## [Supplied data]
++++++++++

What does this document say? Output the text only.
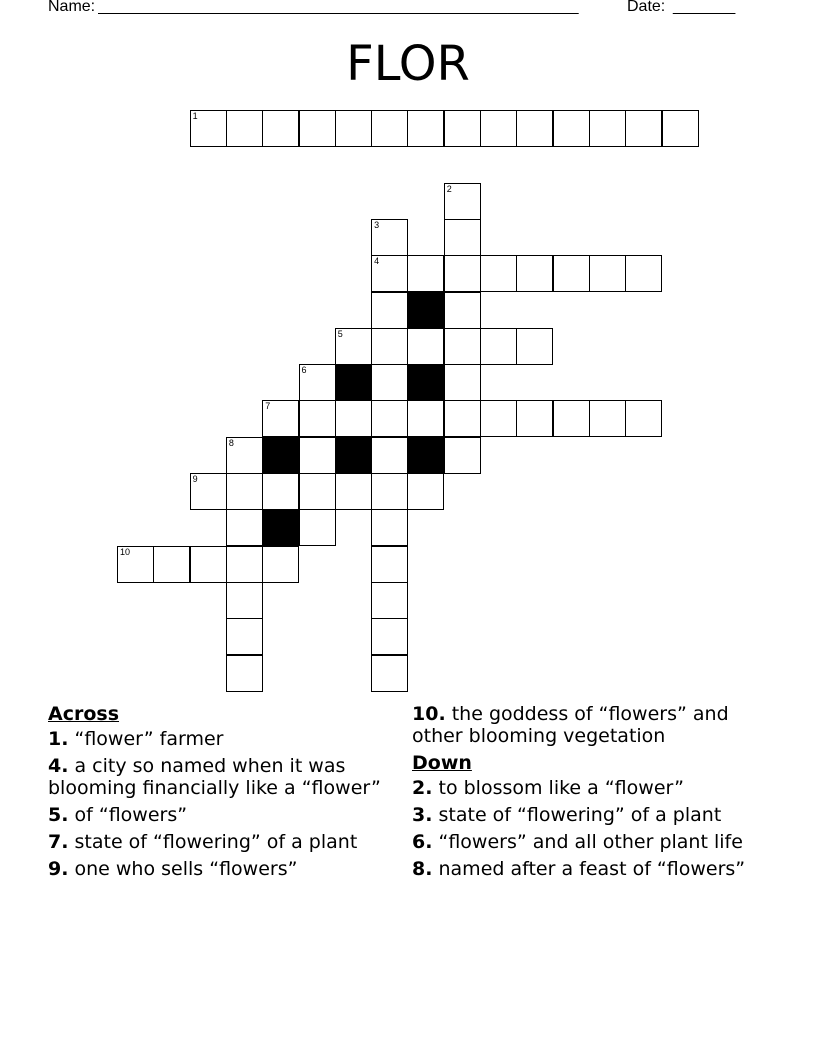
Name: ______________________________________________________	Date: _______
FLOR
1
2
3
4
5
6
7
8
9
10
Across
1. “flower” farmer
4. a city so named when it was blooming financially like a “flower”
5. of “flowers”
7. state of “flowering” of a plant
9. one who sells “flowers”
10. the goddess of “flowers” and other blooming vegetation
Down
2. to blossom like a “flower”
3. state of “flowering” of a plant
6. “flowers” and all other plant life
8. named after a feast of “flowers”
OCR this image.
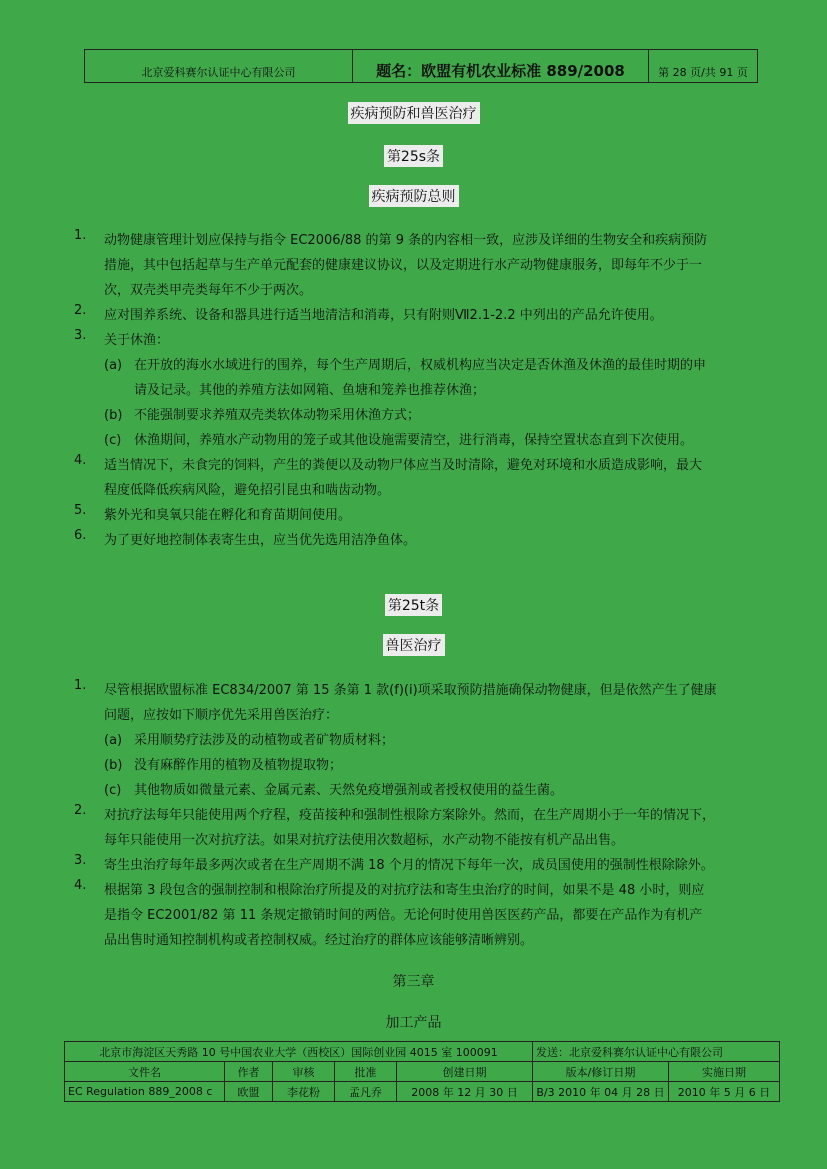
北京爱科赛尔认证中心有限公司	题名：欧盟有机农业标准 889/2008	第 28 页/共 91 页
疾病预防和兽医治疗
第25s条
疾病预防总则
1.	动物健康管理计划应保持与指令 EC2006/88 的第 9 条的内容相一致，应涉及详细的生物安全和疾病预防
措施，其中包括起草与生产单元配套的健康建议协议，以及定期进行水产动物健康服务，即每年不少于一
次，双壳类甲壳类每年不少于两次。
2.	应对围养系统、设备和器具进行适当地清洁和消毒，只有附则Ⅶ2.1-2.2 中列出的产品允许使用。
3.	关于休渔：
(a) 在开放的海水水域进行的围养，每个生产周期后，权威机构应当决定是否休渔及休渔的最佳时期的申
请及记录。其他的养殖方法如网箱、鱼塘和笼养也推荐休渔；
(b) 不能强制要求养殖双壳类软体动物采用休渔方式；
(c) 休渔期间，养殖水产动物用的笼子或其他设施需要清空，进行消毒，保持空置状态直到下次使用。
4.	适当情况下，未食完的饲料，产生的粪便以及动物尸体应当及时清除，避免对环境和水质造成影响，最大
程度低降低疾病风险，避免招引昆虫和啮齿动物。
5.	紫外光和臭氧只能在孵化和育苗期间使用。
6.	为了更好地控制体表寄生虫，应当优先选用洁净鱼体。
第25t条
兽医治疗
1.	尽管根据欧盟标准 EC834/2007 第 15 条第 1 款(f)(i)项采取预防措施确保动物健康，但是依然产生了健康
问题，应按如下顺序优先采用兽医治疗：
(a) 采用顺势疗法涉及的动植物或者矿物质材料；
(b) 没有麻醉作用的植物及植物提取物；
(c) 其他物质如微量元素、金属元素、天然免疫增强剂或者授权使用的益生菌。
2.	对抗疗法每年只能使用两个疗程，疫苗接种和强制性根除方案除外。然而，在生产周期小于一年的情况下，
每年只能使用一次对抗疗法。如果对抗疗法使用次数超标，水产动物不能按有机产品出售。
3.	寄生虫治疗每年最多两次或者在生产周期不满 18 个月的情况下每年一次，成员国使用的强制性根除除外。
4.	根据第 3 段包含的强制控制和根除治疗所提及的对抗疗法和寄生虫治疗的时间，如果不是 48 小时，则应
是指令 EC2001/82 第 11 条规定撤销时间的两倍。无论何时使用兽医医药产品，都要在产品作为有机产
品出售时通知控制机构或者控制权威。经过治疗的群体应该能够清晰辨别。
第三章
加工产品
北京市海淀区天秀路 10 号中国农业大学（西校区）国际创业园 4015 室 100091					发送：北京爱科赛尔认证中心有限公司	
文件名	作者	审核	批准	创建日期	版本/修订日期	实施日期
EC Regulation 889_2008 c	欧盟	李花粉	孟凡乔	2008 年 12 月 30 日	B/3 2010 年 04 月 28 日	2010 年 5 月 6 日
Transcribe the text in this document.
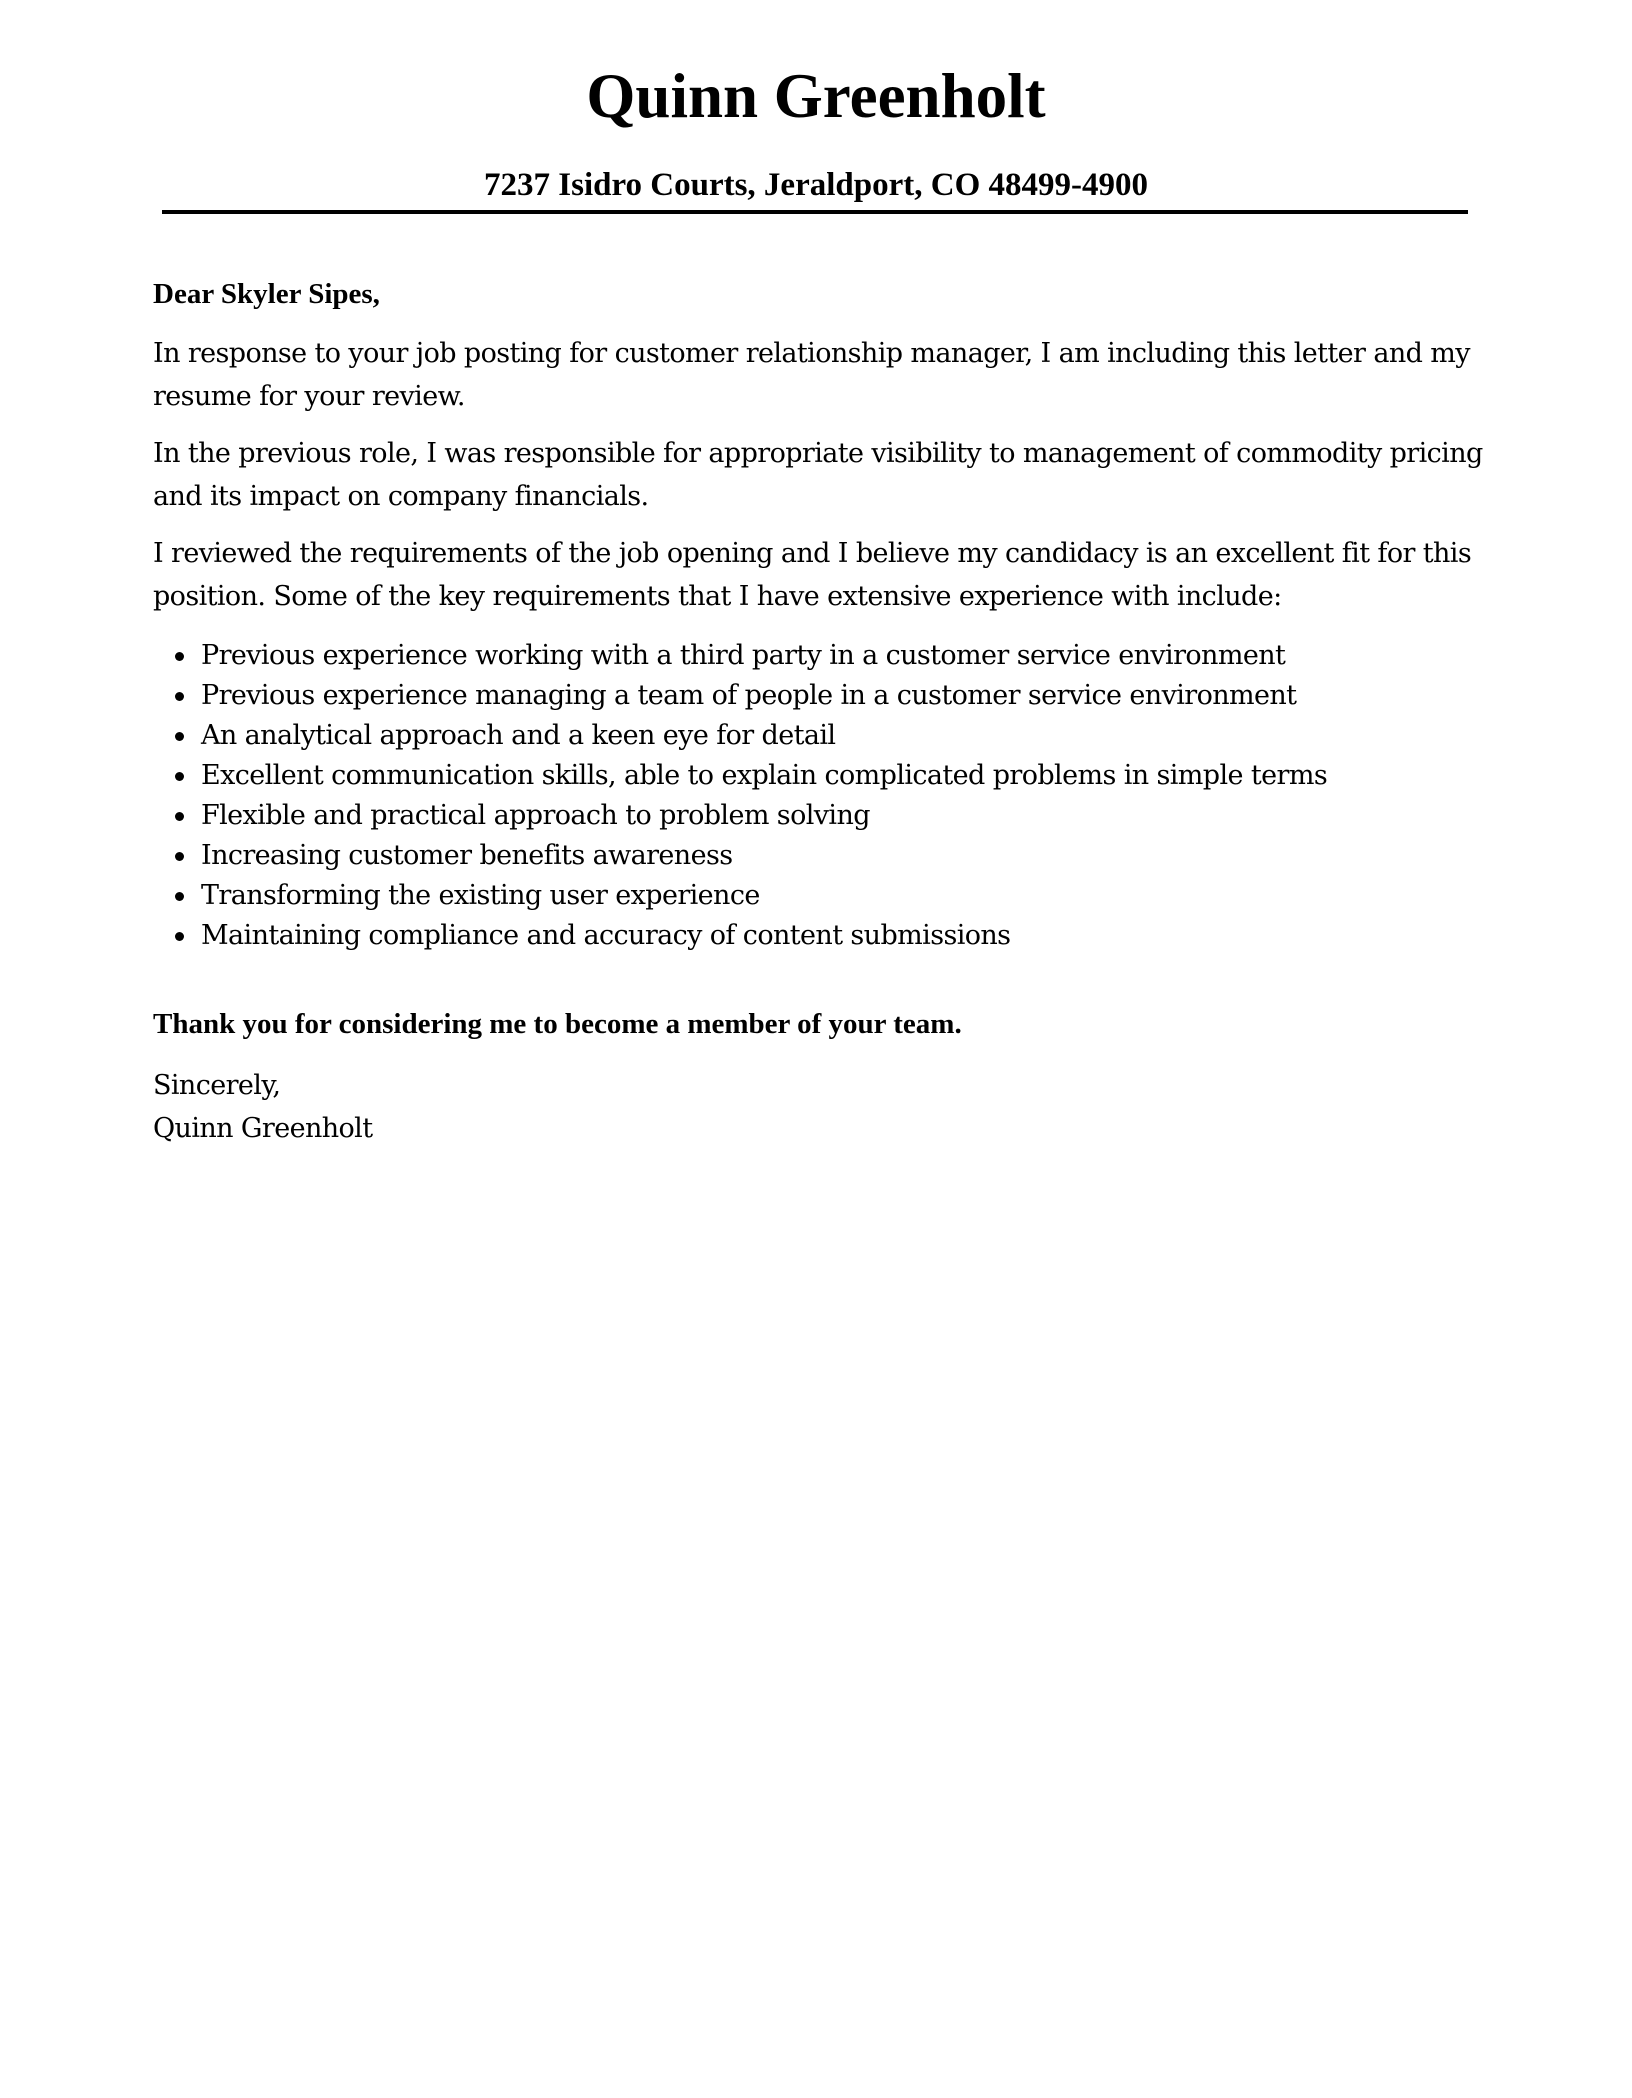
Quinn Greenholt
7237 Isidro Courts, Jeraldport, CO 48499-4900

Dear Skyler Sipes,

In response to your job posting for customer relationship manager, I am including this letter and my resume for your review.

In the previous role, I was responsible for appropriate visibility to management of commodity pricing and its impact on company financials.

I reviewed the requirements of the job opening and I believe my candidacy is an excellent fit for this position. Some of the key requirements that I have extensive experience with include:

Previous experience working with a third party in a customer service environment
Previous experience managing a team of people in a customer service environment
An analytical approach and a keen eye for detail
Excellent communication skills, able to explain complicated problems in simple terms
Flexible and practical approach to problem solving
Increasing customer benefits awareness
Transforming the existing user experience
Maintaining compliance and accuracy of content submissions

Thank you for considering me to become a member of your team.

Sincerely,
Quinn Greenholt
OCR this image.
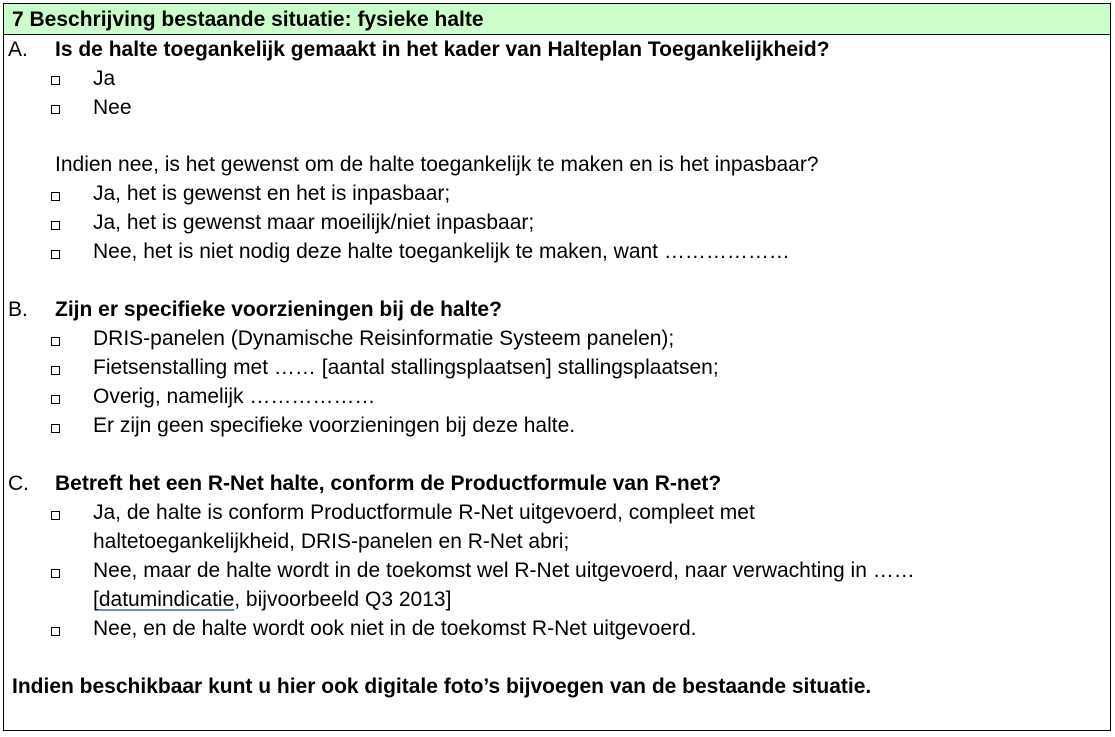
7 Beschrijving bestaande situatie: fysieke halte
A. Is de halte toegankelijk gemaakt in het kader van Halteplan Toegankelijkheid?
Ja
Nee
Indien nee, is het gewenst om de halte toegankelijk te maken en is het inpasbaar?
Ja, het is gewenst en het is inpasbaar;
Ja, het is gewenst maar moeilijk/niet inpasbaar;
Nee, het is niet nodig deze halte toegankelijk te maken, want ………………
B. Zijn er specifieke voorzieningen bij de halte?
DRIS-panelen (Dynamische Reisinformatie Systeem panelen);
Fietsenstalling met …… [aantal stallingsplaatsen] stallingsplaatsen;
Overig, namelijk ………………
Er zijn geen specifieke voorzieningen bij deze halte.
C. Betreft het een R-Net halte, conform de Productformule van R-net?
Ja, de halte is conform Productformule R-Net uitgevoerd, compleet met
haltetoegankelijkheid, DRIS-panelen en R-Net abri;
Nee, maar de halte wordt in de toekomst wel R-Net uitgevoerd, naar verwachting in ……
[datumindicatie, bijvoorbeeld Q3 2013]
Nee, en de halte wordt ook niet in de toekomst R-Net uitgevoerd.
Indien beschikbaar kunt u hier ook digitale foto’s bijvoegen van de bestaande situatie.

++++++++++

## [Exercise description]
Look for lines containing the string "bestaande" and copy them all.

## [Exercise solution]
7 Beschrijving bestaande situatie: fysieke halte
Indien beschikbaar kunt u hier ook digitale foto’s bijvoegen van de bestaande situatie.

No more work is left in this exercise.